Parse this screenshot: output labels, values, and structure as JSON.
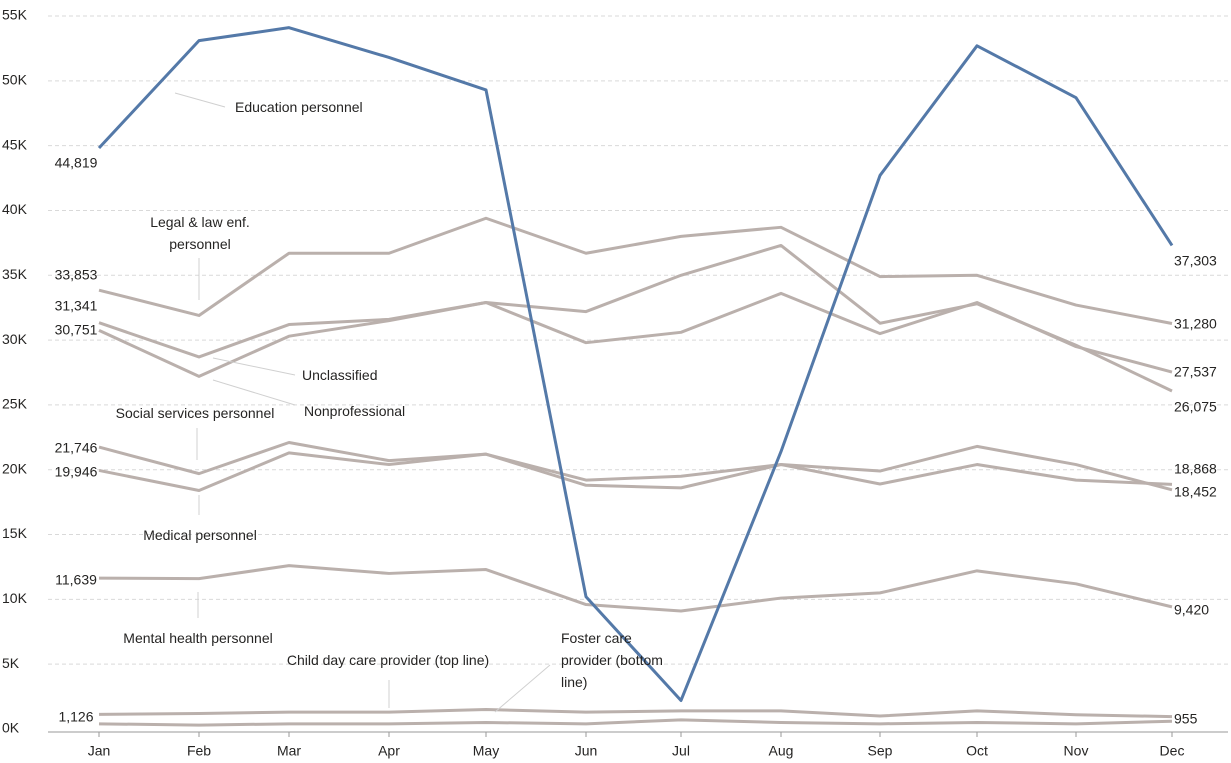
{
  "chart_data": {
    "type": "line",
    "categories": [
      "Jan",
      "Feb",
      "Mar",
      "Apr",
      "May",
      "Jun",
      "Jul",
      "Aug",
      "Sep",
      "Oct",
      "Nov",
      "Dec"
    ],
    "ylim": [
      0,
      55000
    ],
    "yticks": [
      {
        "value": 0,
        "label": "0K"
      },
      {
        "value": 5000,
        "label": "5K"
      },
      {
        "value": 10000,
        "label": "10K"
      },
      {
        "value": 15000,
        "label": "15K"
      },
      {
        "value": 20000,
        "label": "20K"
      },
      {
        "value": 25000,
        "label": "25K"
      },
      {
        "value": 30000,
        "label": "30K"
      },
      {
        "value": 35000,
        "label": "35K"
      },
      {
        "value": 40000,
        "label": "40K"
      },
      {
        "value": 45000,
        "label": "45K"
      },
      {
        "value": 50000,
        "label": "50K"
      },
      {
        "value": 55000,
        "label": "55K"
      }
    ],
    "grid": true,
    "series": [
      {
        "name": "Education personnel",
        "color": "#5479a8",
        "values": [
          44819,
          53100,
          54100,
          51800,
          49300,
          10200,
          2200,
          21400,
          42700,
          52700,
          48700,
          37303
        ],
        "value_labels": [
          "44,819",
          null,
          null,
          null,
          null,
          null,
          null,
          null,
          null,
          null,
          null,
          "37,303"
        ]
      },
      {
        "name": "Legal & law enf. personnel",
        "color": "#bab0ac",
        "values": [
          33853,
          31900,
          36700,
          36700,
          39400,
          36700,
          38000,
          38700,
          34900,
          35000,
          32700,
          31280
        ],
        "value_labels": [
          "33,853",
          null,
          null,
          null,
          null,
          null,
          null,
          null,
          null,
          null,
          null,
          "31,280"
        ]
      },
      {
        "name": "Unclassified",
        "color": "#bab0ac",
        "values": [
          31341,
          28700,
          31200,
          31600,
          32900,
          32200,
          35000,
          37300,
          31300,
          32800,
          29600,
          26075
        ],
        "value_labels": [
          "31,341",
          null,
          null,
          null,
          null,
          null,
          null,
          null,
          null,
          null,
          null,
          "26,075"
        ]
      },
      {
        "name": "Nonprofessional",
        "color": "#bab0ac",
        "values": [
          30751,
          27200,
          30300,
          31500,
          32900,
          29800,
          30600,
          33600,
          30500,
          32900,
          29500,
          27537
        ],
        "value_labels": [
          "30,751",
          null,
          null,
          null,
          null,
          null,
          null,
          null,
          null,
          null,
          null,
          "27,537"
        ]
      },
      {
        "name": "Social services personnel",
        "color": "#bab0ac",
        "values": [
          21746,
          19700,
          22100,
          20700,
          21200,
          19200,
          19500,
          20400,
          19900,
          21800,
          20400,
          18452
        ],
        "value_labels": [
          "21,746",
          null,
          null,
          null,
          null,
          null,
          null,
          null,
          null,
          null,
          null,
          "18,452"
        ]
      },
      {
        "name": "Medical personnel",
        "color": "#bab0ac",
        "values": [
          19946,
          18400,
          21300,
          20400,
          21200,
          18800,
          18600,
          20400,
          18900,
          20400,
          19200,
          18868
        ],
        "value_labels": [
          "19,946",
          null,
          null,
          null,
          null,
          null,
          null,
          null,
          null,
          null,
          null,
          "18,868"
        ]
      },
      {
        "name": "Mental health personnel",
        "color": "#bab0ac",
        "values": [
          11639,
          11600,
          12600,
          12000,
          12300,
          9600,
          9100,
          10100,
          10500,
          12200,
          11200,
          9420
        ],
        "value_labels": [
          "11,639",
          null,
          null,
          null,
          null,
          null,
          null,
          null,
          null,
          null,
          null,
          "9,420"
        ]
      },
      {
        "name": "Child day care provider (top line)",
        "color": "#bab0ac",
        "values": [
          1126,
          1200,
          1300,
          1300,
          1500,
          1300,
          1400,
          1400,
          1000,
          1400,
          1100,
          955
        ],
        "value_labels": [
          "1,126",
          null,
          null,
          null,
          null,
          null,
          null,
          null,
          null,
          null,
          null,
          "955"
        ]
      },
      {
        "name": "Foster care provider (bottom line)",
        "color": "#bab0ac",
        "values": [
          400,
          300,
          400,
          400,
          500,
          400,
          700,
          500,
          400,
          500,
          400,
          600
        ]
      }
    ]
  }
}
...
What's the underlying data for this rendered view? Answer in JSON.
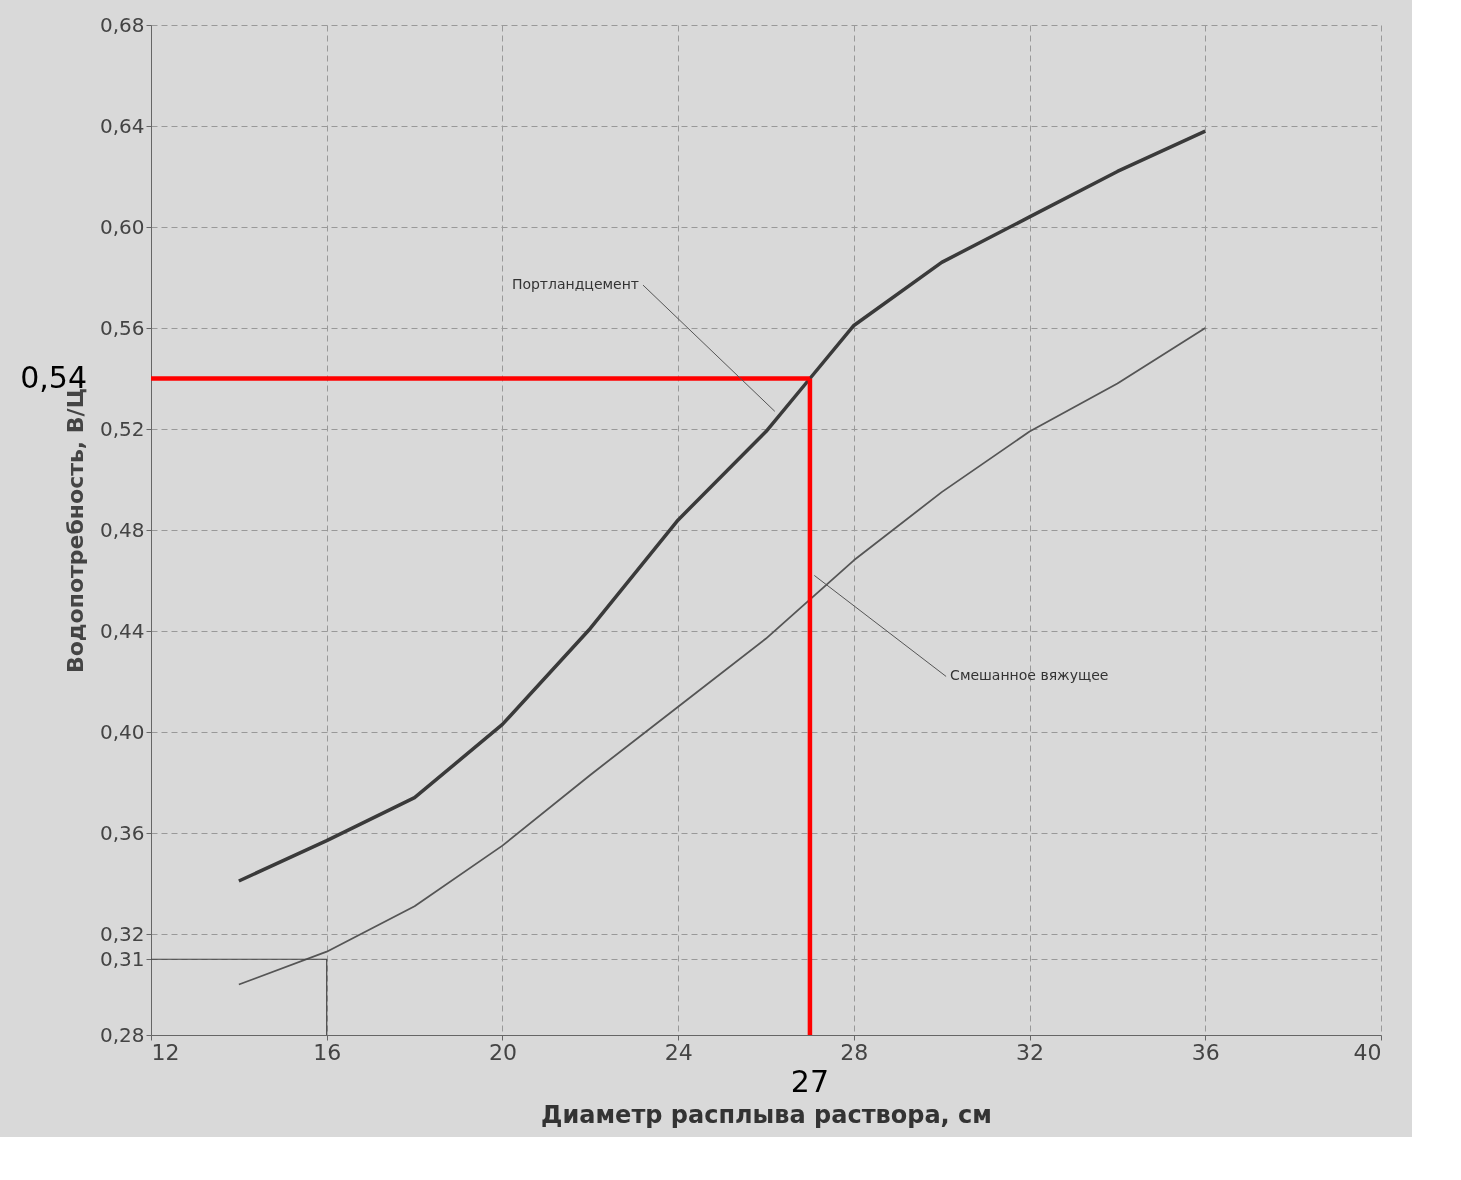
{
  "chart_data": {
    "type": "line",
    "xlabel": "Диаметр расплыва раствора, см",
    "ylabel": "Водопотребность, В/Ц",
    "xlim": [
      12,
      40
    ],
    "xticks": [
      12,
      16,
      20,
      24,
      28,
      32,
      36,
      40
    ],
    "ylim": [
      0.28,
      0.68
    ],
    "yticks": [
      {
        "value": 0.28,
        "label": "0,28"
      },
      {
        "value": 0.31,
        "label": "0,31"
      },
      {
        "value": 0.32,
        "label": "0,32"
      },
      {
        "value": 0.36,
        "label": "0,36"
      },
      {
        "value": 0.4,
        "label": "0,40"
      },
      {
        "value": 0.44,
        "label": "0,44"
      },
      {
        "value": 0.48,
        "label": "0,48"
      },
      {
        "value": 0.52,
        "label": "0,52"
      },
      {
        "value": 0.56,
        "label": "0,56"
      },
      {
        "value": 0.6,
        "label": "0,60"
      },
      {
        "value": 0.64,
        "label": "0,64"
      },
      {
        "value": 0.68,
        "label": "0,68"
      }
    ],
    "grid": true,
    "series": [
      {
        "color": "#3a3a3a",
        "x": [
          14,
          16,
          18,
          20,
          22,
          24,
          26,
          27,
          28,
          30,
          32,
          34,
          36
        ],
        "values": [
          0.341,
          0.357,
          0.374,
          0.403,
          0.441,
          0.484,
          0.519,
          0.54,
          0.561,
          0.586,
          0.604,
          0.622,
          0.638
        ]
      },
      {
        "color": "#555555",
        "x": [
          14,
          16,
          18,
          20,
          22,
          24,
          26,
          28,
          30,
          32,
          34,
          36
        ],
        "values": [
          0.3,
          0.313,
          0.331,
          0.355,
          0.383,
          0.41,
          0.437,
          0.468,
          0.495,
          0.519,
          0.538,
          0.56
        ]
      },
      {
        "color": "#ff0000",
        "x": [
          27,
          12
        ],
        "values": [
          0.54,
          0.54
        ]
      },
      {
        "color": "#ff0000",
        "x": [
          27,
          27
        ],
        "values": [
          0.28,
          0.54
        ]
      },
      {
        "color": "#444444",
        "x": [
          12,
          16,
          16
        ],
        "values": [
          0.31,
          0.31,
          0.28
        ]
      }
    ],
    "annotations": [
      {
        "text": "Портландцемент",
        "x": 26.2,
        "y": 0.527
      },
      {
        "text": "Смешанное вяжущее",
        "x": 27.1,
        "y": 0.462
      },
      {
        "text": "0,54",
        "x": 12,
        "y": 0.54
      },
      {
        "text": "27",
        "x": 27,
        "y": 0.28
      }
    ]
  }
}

**Challenge:** Scan the data for the word "personnel" and copy every line where it shows up.

**Problem solution:**
        "name": "Education personnel",
        "name": "Legal & law enf. personnel",
        "name": "Social services personnel",
        "name": "Medical personnel",
        "name": "Mental health personnel",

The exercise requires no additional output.